REQUIRED WORK:
Transcribe each record exactly. Include every one.

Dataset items
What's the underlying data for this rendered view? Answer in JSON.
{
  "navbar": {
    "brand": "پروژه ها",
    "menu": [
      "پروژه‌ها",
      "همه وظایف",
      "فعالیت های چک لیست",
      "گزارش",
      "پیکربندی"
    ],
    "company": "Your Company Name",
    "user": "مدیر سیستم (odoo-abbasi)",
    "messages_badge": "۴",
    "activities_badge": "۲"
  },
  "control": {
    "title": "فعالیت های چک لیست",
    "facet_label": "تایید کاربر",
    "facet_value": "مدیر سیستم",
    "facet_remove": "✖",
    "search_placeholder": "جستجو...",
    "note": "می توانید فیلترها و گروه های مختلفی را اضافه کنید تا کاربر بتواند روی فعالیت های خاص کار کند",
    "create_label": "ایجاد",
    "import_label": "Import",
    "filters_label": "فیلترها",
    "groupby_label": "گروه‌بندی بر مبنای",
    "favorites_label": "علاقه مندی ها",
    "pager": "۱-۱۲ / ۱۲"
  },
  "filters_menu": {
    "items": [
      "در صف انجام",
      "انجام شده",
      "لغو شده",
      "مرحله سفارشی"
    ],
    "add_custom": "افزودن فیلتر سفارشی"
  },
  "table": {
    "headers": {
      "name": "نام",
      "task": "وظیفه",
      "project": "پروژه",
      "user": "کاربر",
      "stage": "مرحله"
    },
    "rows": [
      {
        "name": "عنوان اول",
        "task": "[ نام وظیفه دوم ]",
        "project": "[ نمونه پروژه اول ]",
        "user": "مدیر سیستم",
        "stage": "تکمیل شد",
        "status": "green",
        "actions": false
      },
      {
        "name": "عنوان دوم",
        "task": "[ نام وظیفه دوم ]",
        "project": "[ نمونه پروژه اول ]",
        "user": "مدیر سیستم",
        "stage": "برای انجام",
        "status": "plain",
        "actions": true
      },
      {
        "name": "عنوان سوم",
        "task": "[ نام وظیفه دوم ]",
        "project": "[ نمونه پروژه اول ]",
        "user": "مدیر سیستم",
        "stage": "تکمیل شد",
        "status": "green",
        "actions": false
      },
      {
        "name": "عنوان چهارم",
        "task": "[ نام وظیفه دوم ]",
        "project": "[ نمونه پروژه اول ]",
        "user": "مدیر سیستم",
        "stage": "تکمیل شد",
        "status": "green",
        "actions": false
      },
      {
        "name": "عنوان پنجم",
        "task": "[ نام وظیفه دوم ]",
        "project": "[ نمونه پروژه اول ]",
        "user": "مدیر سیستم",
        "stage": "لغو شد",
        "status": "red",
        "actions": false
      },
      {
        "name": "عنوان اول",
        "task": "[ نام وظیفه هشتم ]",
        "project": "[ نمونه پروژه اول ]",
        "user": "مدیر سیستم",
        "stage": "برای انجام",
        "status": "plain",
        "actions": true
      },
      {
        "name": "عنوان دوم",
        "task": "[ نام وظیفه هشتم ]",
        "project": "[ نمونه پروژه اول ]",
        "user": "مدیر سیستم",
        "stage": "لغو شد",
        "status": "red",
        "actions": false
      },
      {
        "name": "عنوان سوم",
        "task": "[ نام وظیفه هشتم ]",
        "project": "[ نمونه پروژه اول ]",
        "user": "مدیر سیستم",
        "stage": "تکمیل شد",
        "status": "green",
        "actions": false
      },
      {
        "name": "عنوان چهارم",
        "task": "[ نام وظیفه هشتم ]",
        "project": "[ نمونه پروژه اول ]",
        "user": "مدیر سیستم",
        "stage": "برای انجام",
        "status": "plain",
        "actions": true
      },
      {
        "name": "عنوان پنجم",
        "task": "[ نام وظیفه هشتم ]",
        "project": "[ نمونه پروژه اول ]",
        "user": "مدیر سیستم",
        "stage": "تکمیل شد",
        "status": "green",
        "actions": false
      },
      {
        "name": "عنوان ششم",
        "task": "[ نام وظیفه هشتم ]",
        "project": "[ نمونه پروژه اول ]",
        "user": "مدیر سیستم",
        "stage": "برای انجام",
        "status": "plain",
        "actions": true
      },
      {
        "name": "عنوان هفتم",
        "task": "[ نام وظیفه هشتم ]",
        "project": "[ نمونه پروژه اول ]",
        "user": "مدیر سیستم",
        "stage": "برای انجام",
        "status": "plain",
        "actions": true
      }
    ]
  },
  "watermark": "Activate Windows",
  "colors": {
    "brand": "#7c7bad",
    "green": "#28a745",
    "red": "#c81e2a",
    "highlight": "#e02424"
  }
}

RIGHT ANSWER:
What's the underlying data for this rendered view? Answer in JSON.
{
  "navbar": {
    "brand": "پروژه ها",
    "menu": [
      "پروژه‌ها",
      "همه وظایف",
      "فعالیت های چک لیست",
      "گزارش",
      "پیکربندی"
    ],
    "company": "Your Company Name",
    "user": "مدیر سیستم (odoo-abbasi)",
    "messages_badge": "۴",
    "activities_badge": "۲"
  },
  "control": {
    "title": "فعالیت های چک لیست",
    "facet_label": "تایید کاربر",
    "facet_value": "مدیر سیستم",
    "facet_remove": "✖",
    "search_placeholder": "جستجو...",
    "note": "می توانید فیلترها و گروه های مختلفی را اضافه کنید تا کاربر بتواند روی فعالیت های خاص کار کند",
    "create_label": "ایجاد",
    "import_label": "Import",
    "filters_label": "فیلترها",
    "groupby_label": "گروه‌بندی بر مبنای",
    "favorites_label": "علاقه مندی ها",
    "pager": "۱-۱۲ / ۱۲"
  },
  "filters_menu": {
    "items": [
      "در صف انجام",
      "انجام شده",
      "لغو شده",
      "مرحله سفارشی"
    ],
    "add_custom": "افزودن فیلتر سفارشی"
  },
  "table": {
    "headers": {
      "name": "نام",
      "task": "وظیفه",
      "project": "پروژه",
      "user": "کاربر",
      "stage": "مرحله"
    },
    "rows": [
      {
        "name": "عنوان اول",
        "task": "[ نام وظیفه دوم ]",
        "project": "[ نمونه پروژه اول ]",
        "user": "مدیر سیستم",
        "stage": "تکمیل شد",
        "status": "green",
        "actions": false
      },
      {
        "name": "عنوان دوم",
        "task": "[ نام وظیفه دوم ]",
        "project": "[ نمونه پروژه اول ]",
        "user": "مدیر سیستم",
        "stage": "برای انجام",
        "status": "plain",
        "actions": true
      },
      {
        "name": "عنوان سوم",
        "task": "[ نام وظیفه دوم ]",
        "project": "[ نمونه پروژه اول ]",
        "user": "مدیر سیستم",
        "stage": "تکمیل شد",
        "status": "green",
        "actions": false
      },
      {
        "name": "عنوان چهارم",
        "task": "[ نام وظیفه دوم ]",
        "project": "[ نمونه پروژه اول ]",
        "user": "مدیر سیستم",
        "stage": "تکمیل شد",
        "status": "green",
        "actions": false
      },
      {
        "name": "عنوان پنجم",
        "task": "[ نام وظیفه دوم ]",
        "project": "[ نمونه پروژه اول ]",
        "user": "مدیر سیستم",
        "stage": "لغو شد",
        "status": "red",
        "actions": false
      },
      {
        "name": "عنوان اول",
        "task": "[ نام وظیفه هشتم ]",
        "project": "[ نمونه پروژه اول ]",
        "user": "مدیر سیستم",
        "stage": "برای انجام",
        "status": "plain",
        "actions": true
      },
      {
        "name": "عنوان دوم",
        "task": "[ نام وظیفه هشتم ]",
        "project": "[ نمونه پروژه اول ]",
        "user": "مدیر سیستم",
        "stage": "لغو شد",
        "status": "red",
        "actions": false
      },
      {
        "name": "عنوان سوم",
        "task": "[ نام وظیفه هشتم ]",
        "project": "[ نمونه پروژه اول ]",
        "user": "مدیر سیستم",
        "stage": "تکمیل شد",
        "status": "green",
        "actions": false
      },
      {
        "name": "عنوان چهارم",
        "task": "[ نام وظیفه هشتم ]",
        "project": "[ نمونه پروژه اول ]",
        "user": "مدیر سیستم",
        "stage": "برای انجام",
        "status": "plain",
        "actions": true
      },
      {
        "name": "عنوان پنجم",
        "task": "[ نام وظیفه هشتم ]",
        "project": "[ نمونه پروژه اول ]",
        "user": "مدیر سیستم",
        "stage": "تکمیل شد",
        "status": "green",
        "actions": false
      },
      {
        "name": "عنوان ششم",
        "task": "[ نام وظیفه هشتم ]",
        "project": "[ نمونه پروژه اول ]",
        "user": "مدیر سیستم",
        "stage": "برای انجام",
        "status": "plain",
        "actions": true
      },
      {
        "name": "عنوان هفتم",
        "task": "[ نام وظیفه هشتم ]",
        "project": "[ نمونه پروژه اول ]",
        "user": "مدیر سیستم",
        "stage": "برای انجام",
        "status": "plain",
        "actions": true
      }
    ]
  },
  "watermark": "Activate Windows",
  "colors": {
    "brand": "#7c7bad",
    "green": "#28a745",
    "red": "#c81e2a",
    "highlight": "#e02424"
  }
}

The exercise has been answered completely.